RECORDS →
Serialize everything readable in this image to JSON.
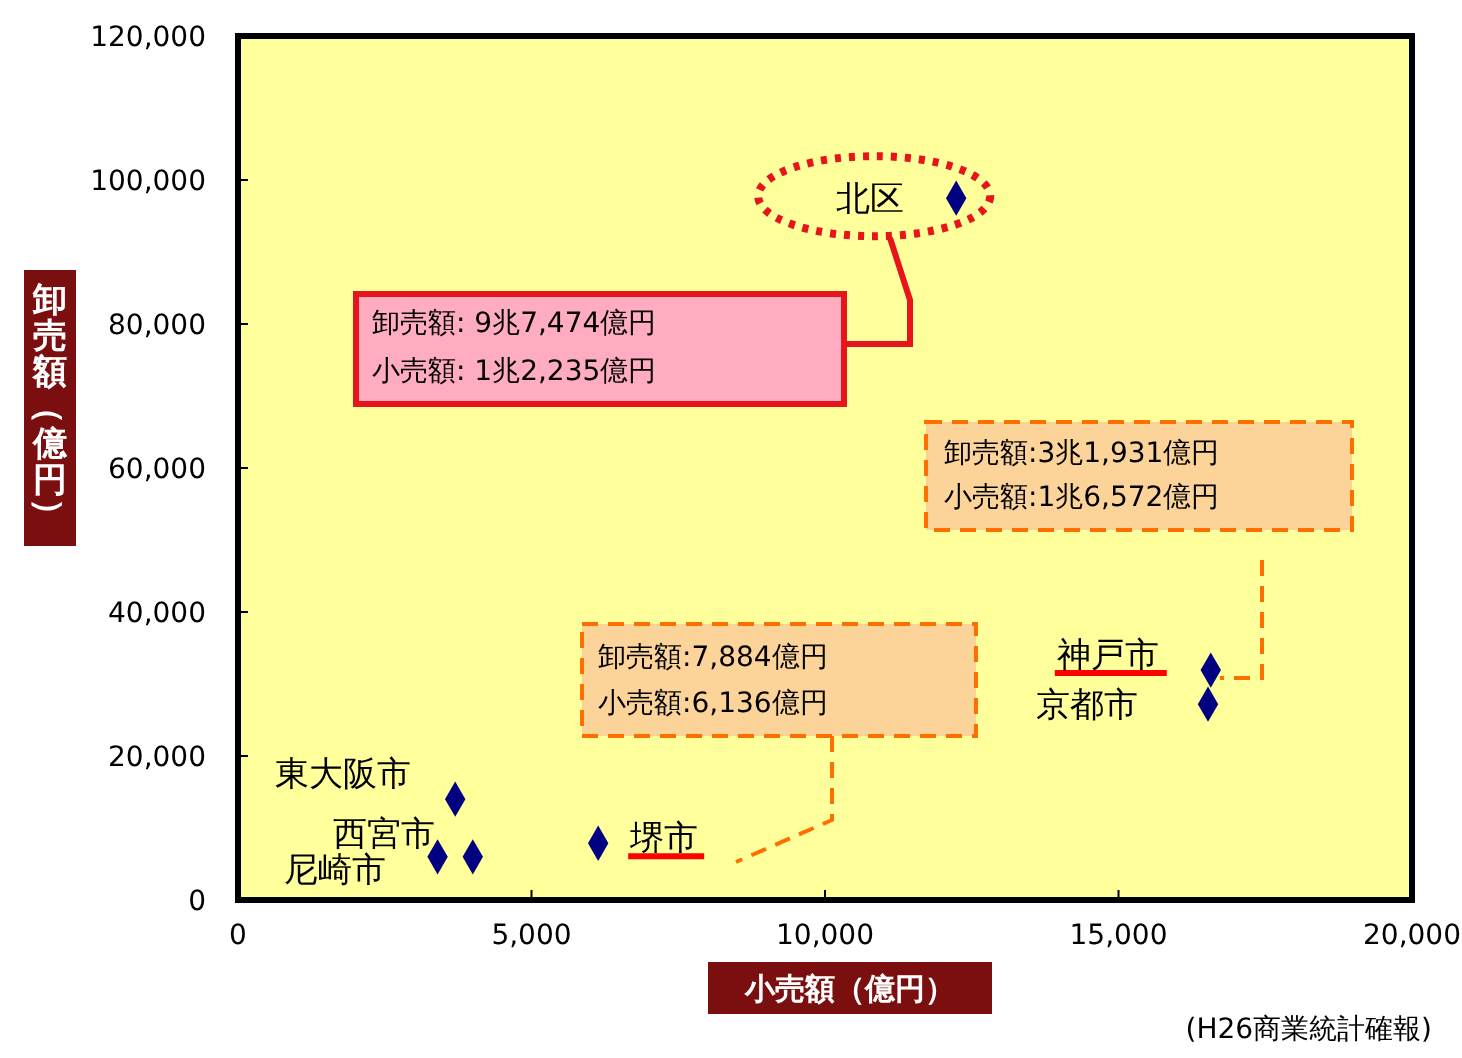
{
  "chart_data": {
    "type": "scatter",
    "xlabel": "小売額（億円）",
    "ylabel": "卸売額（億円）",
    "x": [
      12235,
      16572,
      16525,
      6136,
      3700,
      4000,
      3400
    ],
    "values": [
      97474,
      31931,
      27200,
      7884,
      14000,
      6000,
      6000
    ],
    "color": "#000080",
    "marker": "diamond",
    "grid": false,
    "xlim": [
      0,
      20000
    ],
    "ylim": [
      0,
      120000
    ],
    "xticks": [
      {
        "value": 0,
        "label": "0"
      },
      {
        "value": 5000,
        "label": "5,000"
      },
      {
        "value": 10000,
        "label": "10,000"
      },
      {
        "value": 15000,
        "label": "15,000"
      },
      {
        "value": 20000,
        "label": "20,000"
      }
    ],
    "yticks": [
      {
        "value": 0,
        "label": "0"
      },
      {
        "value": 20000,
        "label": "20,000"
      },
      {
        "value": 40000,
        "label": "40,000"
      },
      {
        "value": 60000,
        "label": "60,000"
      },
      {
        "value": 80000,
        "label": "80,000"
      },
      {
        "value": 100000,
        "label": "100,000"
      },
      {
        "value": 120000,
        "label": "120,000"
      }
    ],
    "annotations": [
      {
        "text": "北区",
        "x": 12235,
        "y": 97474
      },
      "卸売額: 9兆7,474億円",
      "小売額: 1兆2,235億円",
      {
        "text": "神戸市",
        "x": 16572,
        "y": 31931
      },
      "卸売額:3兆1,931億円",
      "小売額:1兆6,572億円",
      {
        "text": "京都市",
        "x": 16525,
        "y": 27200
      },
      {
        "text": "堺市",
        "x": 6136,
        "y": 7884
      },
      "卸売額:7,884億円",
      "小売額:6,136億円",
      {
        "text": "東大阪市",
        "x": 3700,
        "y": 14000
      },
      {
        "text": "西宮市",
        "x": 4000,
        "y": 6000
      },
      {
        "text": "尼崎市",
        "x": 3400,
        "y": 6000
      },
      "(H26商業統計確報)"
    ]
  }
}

DIRECTION → Each record above must be returned exactly as written, with its pictures omitted.

EXERCISE SOLUTION →
Serialize everything readable in this image to JSON.
{
  "chart_data": {
    "type": "scatter",
    "xlabel": "小売額（億円）",
    "ylabel": "卸売額（億円）",
    "x": [
      12235,
      16572,
      16525,
      6136,
      3700,
      4000,
      3400
    ],
    "values": [
      97474,
      31931,
      27200,
      7884,
      14000,
      6000,
      6000
    ],
    "color": "#000080",
    "marker": "diamond",
    "grid": false,
    "xlim": [
      0,
      20000
    ],
    "ylim": [
      0,
      120000
    ],
    "xticks": [
      {
        "value": 0,
        "label": "0"
      },
      {
        "value": 5000,
        "label": "5,000"
      },
      {
        "value": 10000,
        "label": "10,000"
      },
      {
        "value": 15000,
        "label": "15,000"
      },
      {
        "value": 20000,
        "label": "20,000"
      }
    ],
    "yticks": [
      {
        "value": 0,
        "label": "0"
      },
      {
        "value": 20000,
        "label": "20,000"
      },
      {
        "value": 40000,
        "label": "40,000"
      },
      {
        "value": 60000,
        "label": "60,000"
      },
      {
        "value": 80000,
        "label": "80,000"
      },
      {
        "value": 100000,
        "label": "100,000"
      },
      {
        "value": 120000,
        "label": "120,000"
      }
    ],
    "annotations": [
      {
        "text": "北区",
        "x": 12235,
        "y": 97474
      },
      "卸売額: 9兆7,474億円",
      "小売額: 1兆2,235億円",
      {
        "text": "神戸市",
        "x": 16572,
        "y": 31931
      },
      "卸売額:3兆1,931億円",
      "小売額:1兆6,572億円",
      {
        "text": "京都市",
        "x": 16525,
        "y": 27200
      },
      {
        "text": "堺市",
        "x": 6136,
        "y": 7884
      },
      "卸売額:7,884億円",
      "小売額:6,136億円",
      {
        "text": "東大阪市",
        "x": 3700,
        "y": 14000
      },
      {
        "text": "西宮市",
        "x": 4000,
        "y": 6000
      },
      {
        "text": "尼崎市",
        "x": 3400,
        "y": 6000
      },
      "(H26商業統計確報)"
    ]
  }
}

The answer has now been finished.